This parameter takes a TSYSDayOfWeek value - an enum arranged such that the ordinal values for each day correspond to the values used in system locale settings for the days of the week. (The value returned by the RTL DayOfWeek function uses different values, defined in this code as TRTLDayOfWeek).
The second part of the implementation provides a LocaleWeeksSince01Jan, to demonstrate obtaining the locale defined first day of week for the current user. This is then simply passed thru to a call to WeeksSince01Jan.

[Stored items from a collection]
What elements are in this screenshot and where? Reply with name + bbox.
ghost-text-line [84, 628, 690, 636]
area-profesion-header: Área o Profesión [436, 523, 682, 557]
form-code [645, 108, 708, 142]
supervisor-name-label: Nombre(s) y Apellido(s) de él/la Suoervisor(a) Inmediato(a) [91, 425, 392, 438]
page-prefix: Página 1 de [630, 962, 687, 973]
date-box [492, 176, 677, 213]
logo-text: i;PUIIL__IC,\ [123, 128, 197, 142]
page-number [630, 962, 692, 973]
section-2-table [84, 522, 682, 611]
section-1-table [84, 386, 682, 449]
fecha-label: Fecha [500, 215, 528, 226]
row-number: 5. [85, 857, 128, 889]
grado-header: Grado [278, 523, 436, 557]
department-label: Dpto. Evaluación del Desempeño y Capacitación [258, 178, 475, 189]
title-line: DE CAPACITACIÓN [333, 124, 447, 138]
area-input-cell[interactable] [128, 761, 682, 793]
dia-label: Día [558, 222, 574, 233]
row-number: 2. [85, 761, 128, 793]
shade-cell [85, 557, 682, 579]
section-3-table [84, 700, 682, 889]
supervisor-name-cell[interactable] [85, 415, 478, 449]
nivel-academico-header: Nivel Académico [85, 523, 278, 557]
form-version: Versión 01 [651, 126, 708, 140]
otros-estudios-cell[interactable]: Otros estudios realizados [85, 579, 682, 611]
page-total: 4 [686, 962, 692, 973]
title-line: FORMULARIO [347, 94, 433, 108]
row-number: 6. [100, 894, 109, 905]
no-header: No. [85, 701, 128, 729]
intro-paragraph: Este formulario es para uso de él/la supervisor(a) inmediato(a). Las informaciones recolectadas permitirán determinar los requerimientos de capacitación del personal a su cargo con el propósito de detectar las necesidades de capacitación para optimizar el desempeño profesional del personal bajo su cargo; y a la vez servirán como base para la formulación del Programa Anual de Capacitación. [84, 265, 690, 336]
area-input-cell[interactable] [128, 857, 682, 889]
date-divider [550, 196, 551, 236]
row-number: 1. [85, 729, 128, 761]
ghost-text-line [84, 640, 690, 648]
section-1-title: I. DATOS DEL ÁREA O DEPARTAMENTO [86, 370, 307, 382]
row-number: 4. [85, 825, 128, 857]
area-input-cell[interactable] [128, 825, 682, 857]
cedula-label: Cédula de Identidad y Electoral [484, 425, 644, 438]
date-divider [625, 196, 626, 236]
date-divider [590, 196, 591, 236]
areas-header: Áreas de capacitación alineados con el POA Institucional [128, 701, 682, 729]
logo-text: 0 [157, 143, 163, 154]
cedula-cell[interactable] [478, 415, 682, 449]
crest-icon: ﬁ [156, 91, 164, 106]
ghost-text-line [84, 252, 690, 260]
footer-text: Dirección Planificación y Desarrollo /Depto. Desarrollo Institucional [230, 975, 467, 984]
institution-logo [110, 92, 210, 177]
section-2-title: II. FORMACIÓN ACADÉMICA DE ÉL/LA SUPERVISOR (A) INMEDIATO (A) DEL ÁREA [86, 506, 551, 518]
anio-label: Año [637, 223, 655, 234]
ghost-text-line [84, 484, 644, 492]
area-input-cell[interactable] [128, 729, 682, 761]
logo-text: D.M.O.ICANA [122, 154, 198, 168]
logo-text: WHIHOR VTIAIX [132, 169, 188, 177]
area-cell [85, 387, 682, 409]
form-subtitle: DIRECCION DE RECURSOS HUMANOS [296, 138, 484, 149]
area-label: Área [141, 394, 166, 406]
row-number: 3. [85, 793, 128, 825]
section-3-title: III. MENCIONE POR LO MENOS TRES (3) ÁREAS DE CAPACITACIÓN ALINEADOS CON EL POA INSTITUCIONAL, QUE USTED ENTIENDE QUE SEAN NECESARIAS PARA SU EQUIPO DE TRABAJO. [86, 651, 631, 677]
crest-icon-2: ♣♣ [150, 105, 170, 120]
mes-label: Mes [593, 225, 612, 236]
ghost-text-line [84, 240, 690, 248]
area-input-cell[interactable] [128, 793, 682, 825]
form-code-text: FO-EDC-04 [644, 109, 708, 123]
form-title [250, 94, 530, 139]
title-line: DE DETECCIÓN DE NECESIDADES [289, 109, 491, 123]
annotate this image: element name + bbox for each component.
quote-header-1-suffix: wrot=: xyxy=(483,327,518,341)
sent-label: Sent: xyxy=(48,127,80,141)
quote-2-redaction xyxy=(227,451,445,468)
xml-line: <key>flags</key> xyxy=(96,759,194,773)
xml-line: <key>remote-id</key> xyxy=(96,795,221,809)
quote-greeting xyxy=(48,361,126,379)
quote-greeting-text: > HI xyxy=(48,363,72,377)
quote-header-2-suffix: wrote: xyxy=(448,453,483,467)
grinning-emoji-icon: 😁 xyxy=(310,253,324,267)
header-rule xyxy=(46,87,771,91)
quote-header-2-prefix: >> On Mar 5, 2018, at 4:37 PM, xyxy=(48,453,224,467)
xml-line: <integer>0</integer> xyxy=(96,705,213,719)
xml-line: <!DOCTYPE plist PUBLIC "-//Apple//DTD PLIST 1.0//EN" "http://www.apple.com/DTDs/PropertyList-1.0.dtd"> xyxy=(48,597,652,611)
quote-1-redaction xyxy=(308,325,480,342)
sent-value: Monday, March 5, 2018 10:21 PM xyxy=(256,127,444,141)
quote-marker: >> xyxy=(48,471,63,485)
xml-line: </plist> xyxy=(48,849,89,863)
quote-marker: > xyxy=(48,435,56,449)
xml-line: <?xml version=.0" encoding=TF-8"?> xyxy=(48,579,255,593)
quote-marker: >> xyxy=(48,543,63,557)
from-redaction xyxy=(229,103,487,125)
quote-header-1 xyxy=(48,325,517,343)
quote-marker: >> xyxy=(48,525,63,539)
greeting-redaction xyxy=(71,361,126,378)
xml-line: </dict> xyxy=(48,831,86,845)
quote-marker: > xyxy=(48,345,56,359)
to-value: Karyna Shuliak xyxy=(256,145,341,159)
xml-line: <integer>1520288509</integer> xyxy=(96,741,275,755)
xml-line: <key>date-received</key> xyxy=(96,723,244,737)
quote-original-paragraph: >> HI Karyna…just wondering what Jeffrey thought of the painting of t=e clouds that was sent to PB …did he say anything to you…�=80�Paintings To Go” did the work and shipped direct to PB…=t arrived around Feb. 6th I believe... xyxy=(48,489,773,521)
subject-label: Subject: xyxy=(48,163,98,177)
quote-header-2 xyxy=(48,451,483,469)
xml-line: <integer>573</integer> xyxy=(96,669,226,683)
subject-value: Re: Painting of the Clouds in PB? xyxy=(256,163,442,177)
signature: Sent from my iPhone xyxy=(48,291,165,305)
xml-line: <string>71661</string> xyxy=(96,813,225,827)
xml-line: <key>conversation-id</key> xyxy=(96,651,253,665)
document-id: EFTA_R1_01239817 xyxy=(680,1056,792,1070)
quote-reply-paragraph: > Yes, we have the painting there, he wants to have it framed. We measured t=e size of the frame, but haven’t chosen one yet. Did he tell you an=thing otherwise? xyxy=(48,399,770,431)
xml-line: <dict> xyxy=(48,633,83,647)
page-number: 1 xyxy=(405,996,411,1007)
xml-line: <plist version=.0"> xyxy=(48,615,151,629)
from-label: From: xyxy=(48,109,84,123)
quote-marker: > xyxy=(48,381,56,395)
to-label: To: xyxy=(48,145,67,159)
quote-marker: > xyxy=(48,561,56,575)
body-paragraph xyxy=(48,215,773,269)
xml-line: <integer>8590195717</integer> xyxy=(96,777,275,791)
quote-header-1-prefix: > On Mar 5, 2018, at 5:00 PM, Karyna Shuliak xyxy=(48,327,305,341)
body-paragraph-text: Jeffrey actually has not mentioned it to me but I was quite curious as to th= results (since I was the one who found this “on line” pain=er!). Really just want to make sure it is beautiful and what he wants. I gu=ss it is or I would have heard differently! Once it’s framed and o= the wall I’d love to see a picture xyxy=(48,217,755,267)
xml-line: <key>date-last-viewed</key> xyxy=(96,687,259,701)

■ REQUESTS:
a) Translate this sentence from the passage on week calculation into Spanish: "The second part of the implementation provides a LocaleWeeksSince01Jan, to demonstrate obtaining the locale defined first day of week for the current user."
b) Summarize the passage on week calculation in two sentences.
c) Pick up the passage on week calculation after its last sentence and continue it.

■ RESPONSES FOR EACH TASK:
a) La segunda parte de la implementación proporciona un LocaleWeeksSince01Jan, para demostrar cómo obtener el primer día de la semana definido por la configuración regional para el usuario actual.

b) The parameter takes a TSYSDayOfWeek value, an enum whose ordinal values match those the system locale settings use for the days of the week, unlike the values returned by the RTL DayOfWeek function, which the code defines as TRTLDayOfWeek. The second part of the implementation provides LocaleWeeksSince01Jan to demonstrate obtaining the current user's locale-defined first day of week, which is then passed to a call to WeeksSince01Jan.

c)
type
TSYSDayOfWeek = (sdMon, sdTue, sdWed, sdThu, sdFri, sdSat, sdSun);
TRTLDayOfWeek = 1..7; // Sun -> Sat
function WeeksSince01Jan(const aDate: TDateTime;
const aFirstDayOfWeek: TSYSDayOfWeek): Word;
const
LOCALE_DOW : array[TRTLDayOfWeek] of TSYSDayOfWeek = (sdSun, sdMon, sdTue, sdWed, sdThu, sdFri, sdSat);
var
y, m, d: Word;
dayOfYearStart: TSYSDayOfWeek;
dtYearStart: TDateTime;
dtStartOfFirstWeekInYear: TDateTime;
iAdjust: Integer;
begin
// Get the date for the first day of the year and determine which
// day of the week (Mon-Fri) that was
DecodeDate(aDate, y, m, d);
dtYearStart := EncodeDate(y, 1, 1);
dayOfYearStart := LOCALE_DOW[DayOfWeek(dtYearStart)];
// Week calculation is simply the number of 7 day periods
// elapsed since the start of the year to the specified date,
// adjusted to reflect any 'offset' to the specified first day of week.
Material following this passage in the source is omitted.